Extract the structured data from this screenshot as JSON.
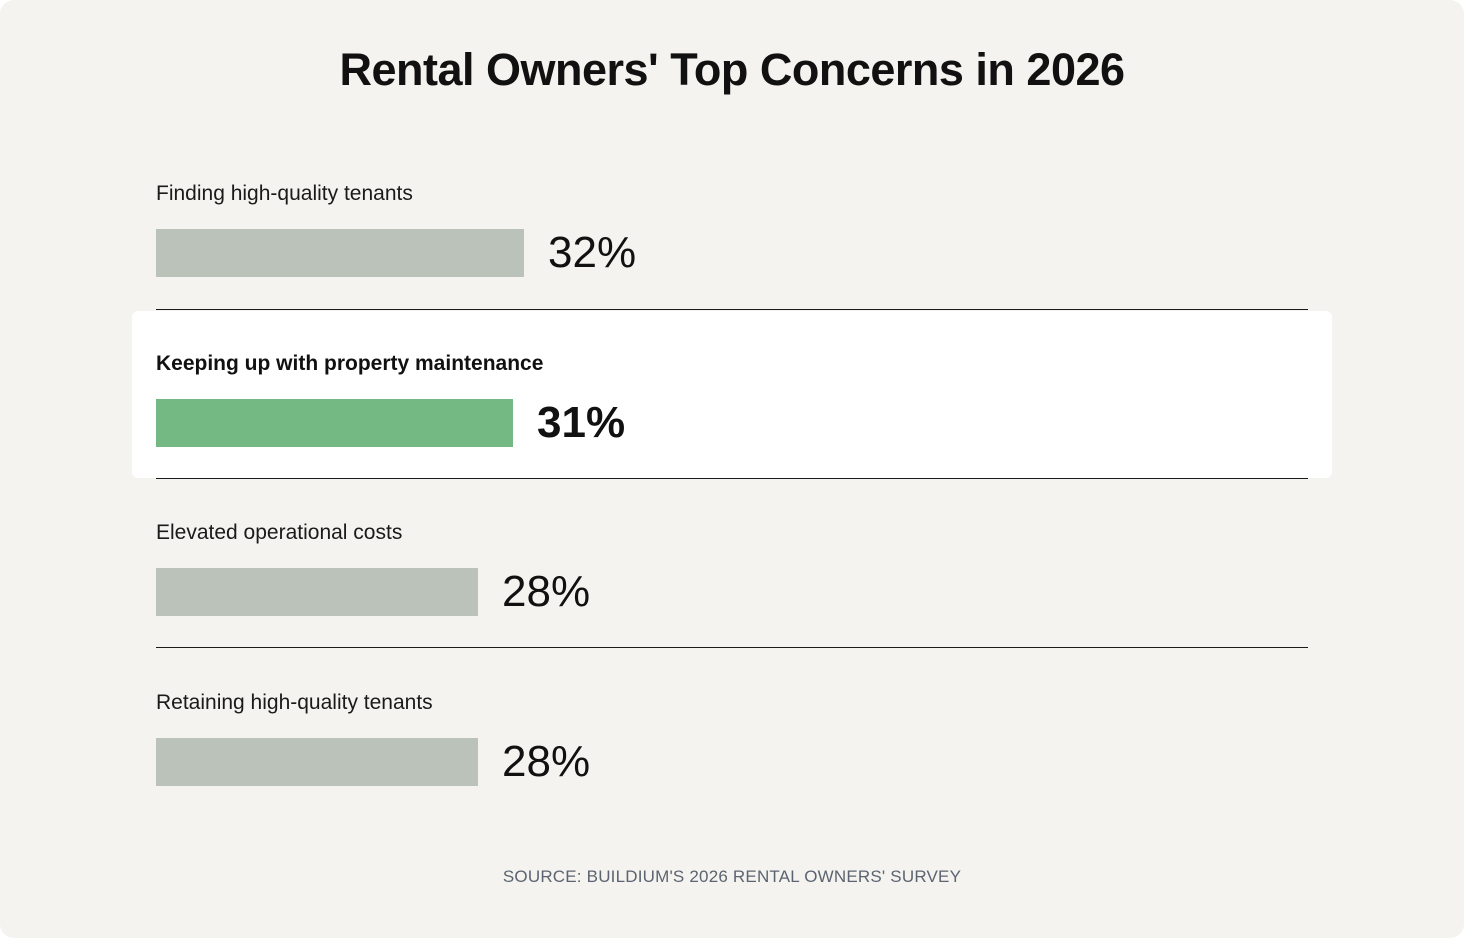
{
  "title": "Rental Owners' Top Concerns in 2026",
  "source": "SOURCE: BUILDIUM'S 2026 RENTAL OWNERS' SURVEY",
  "colors": {
    "background": "#f4f3ef",
    "bar_default": "#bbc2ba",
    "bar_highlight": "#74b883",
    "highlight_panel": "#ffffff"
  },
  "chart_data": {
    "type": "bar",
    "orientation": "horizontal",
    "categories": [
      "Finding high-quality tenants",
      "Keeping up with property maintenance",
      "Elevated operational costs",
      "Retaining high-quality tenants"
    ],
    "values": [
      32,
      31,
      28,
      28
    ],
    "value_labels": [
      "32%",
      "31%",
      "28%",
      "28%"
    ],
    "highlighted_index": 1,
    "title": "Rental Owners' Top Concerns in 2026",
    "xlabel": "",
    "ylabel": "",
    "grid": false,
    "legend": "none"
  }
}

◆ STATED PROBLEM ◆
Search the material above for "quality". Pull out each line where it shows up.

◆ PROBLEM SOLUTION ◆
      "Finding high-quality tenants",
      "Retaining high-quality tenants"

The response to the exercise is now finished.